• [The data]
--
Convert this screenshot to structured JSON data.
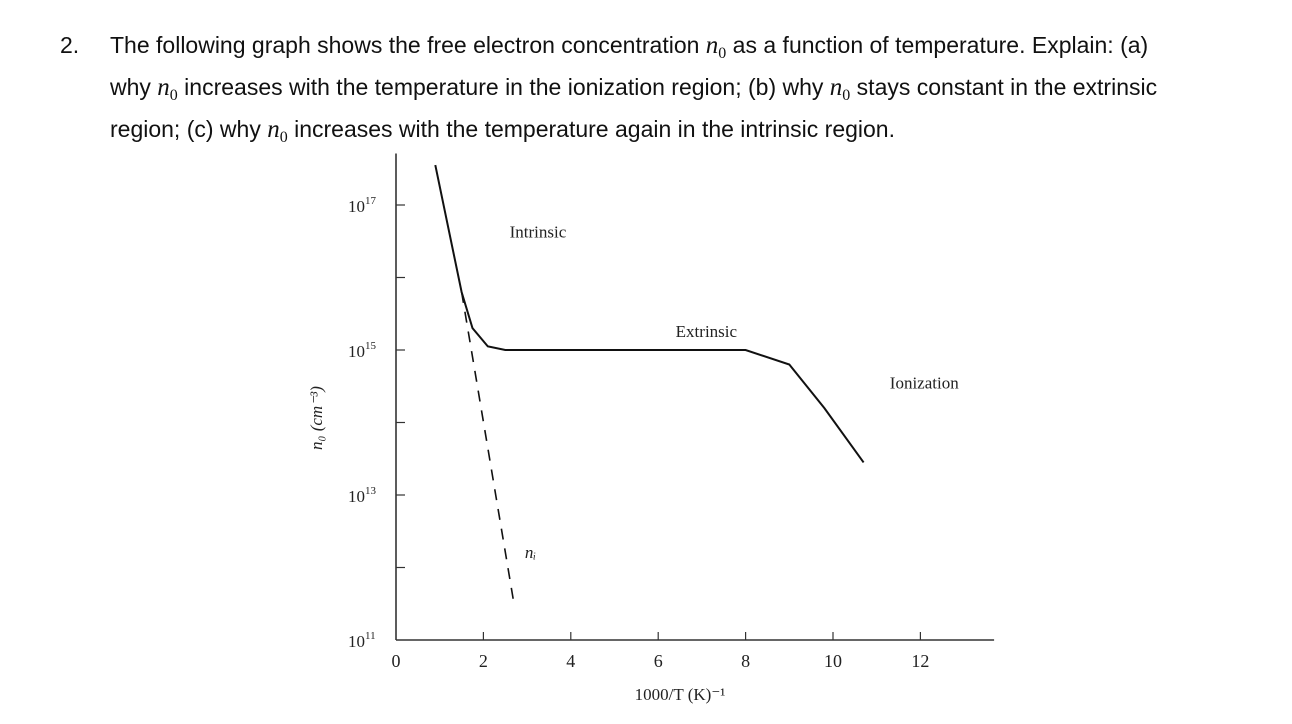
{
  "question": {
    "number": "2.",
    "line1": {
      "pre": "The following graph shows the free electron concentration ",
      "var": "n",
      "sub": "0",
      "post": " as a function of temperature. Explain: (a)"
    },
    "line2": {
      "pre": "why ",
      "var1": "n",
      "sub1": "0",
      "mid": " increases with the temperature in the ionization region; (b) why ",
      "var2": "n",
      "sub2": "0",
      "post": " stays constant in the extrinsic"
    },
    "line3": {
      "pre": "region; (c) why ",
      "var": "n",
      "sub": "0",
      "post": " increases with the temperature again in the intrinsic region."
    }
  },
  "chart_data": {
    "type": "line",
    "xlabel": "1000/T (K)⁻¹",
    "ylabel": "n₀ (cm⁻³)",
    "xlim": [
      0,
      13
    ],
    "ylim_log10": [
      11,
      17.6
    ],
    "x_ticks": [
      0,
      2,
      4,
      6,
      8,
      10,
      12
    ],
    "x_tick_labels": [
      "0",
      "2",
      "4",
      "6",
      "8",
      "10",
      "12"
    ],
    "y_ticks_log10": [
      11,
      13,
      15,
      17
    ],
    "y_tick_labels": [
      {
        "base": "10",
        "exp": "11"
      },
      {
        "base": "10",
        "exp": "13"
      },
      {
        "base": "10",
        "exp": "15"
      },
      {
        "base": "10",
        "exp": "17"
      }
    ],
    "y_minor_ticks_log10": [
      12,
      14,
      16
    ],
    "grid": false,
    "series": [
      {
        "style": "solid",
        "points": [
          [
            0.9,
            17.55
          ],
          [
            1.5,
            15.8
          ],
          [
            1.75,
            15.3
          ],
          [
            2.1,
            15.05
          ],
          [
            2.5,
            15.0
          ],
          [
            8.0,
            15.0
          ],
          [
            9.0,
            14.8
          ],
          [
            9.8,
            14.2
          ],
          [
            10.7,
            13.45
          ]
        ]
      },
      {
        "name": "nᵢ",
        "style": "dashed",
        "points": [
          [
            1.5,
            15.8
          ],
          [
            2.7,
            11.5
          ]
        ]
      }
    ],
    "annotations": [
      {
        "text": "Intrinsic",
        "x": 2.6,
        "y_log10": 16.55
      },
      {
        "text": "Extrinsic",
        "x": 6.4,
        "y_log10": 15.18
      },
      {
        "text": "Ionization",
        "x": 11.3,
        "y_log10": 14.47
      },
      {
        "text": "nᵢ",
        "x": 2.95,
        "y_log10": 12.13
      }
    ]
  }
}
--
• [Given problem] Each line of the data should be quoted exactly, with pictures left out.

• [Answer to the problem]
Convert this screenshot to structured JSON data.
{
  "question": {
    "number": "2.",
    "line1": {
      "pre": "The following graph shows the free electron concentration ",
      "var": "n",
      "sub": "0",
      "post": " as a function of temperature. Explain: (a)"
    },
    "line2": {
      "pre": "why ",
      "var1": "n",
      "sub1": "0",
      "mid": " increases with the temperature in the ionization region; (b) why ",
      "var2": "n",
      "sub2": "0",
      "post": " stays constant in the extrinsic"
    },
    "line3": {
      "pre": "region; (c) why ",
      "var": "n",
      "sub": "0",
      "post": " increases with the temperature again in the intrinsic region."
    }
  },
  "chart_data": {
    "type": "line",
    "xlabel": "1000/T (K)⁻¹",
    "ylabel": "n₀ (cm⁻³)",
    "xlim": [
      0,
      13
    ],
    "ylim_log10": [
      11,
      17.6
    ],
    "x_ticks": [
      0,
      2,
      4,
      6,
      8,
      10,
      12
    ],
    "x_tick_labels": [
      "0",
      "2",
      "4",
      "6",
      "8",
      "10",
      "12"
    ],
    "y_ticks_log10": [
      11,
      13,
      15,
      17
    ],
    "y_tick_labels": [
      {
        "base": "10",
        "exp": "11"
      },
      {
        "base": "10",
        "exp": "13"
      },
      {
        "base": "10",
        "exp": "15"
      },
      {
        "base": "10",
        "exp": "17"
      }
    ],
    "y_minor_ticks_log10": [
      12,
      14,
      16
    ],
    "grid": false,
    "series": [
      {
        "style": "solid",
        "points": [
          [
            0.9,
            17.55
          ],
          [
            1.5,
            15.8
          ],
          [
            1.75,
            15.3
          ],
          [
            2.1,
            15.05
          ],
          [
            2.5,
            15.0
          ],
          [
            8.0,
            15.0
          ],
          [
            9.0,
            14.8
          ],
          [
            9.8,
            14.2
          ],
          [
            10.7,
            13.45
          ]
        ]
      },
      {
        "name": "nᵢ",
        "style": "dashed",
        "points": [
          [
            1.5,
            15.8
          ],
          [
            2.7,
            11.5
          ]
        ]
      }
    ],
    "annotations": [
      {
        "text": "Intrinsic",
        "x": 2.6,
        "y_log10": 16.55
      },
      {
        "text": "Extrinsic",
        "x": 6.4,
        "y_log10": 15.18
      },
      {
        "text": "Ionization",
        "x": 11.3,
        "y_log10": 14.47
      },
      {
        "text": "nᵢ",
        "x": 2.95,
        "y_log10": 12.13
      }
    ]
  }
}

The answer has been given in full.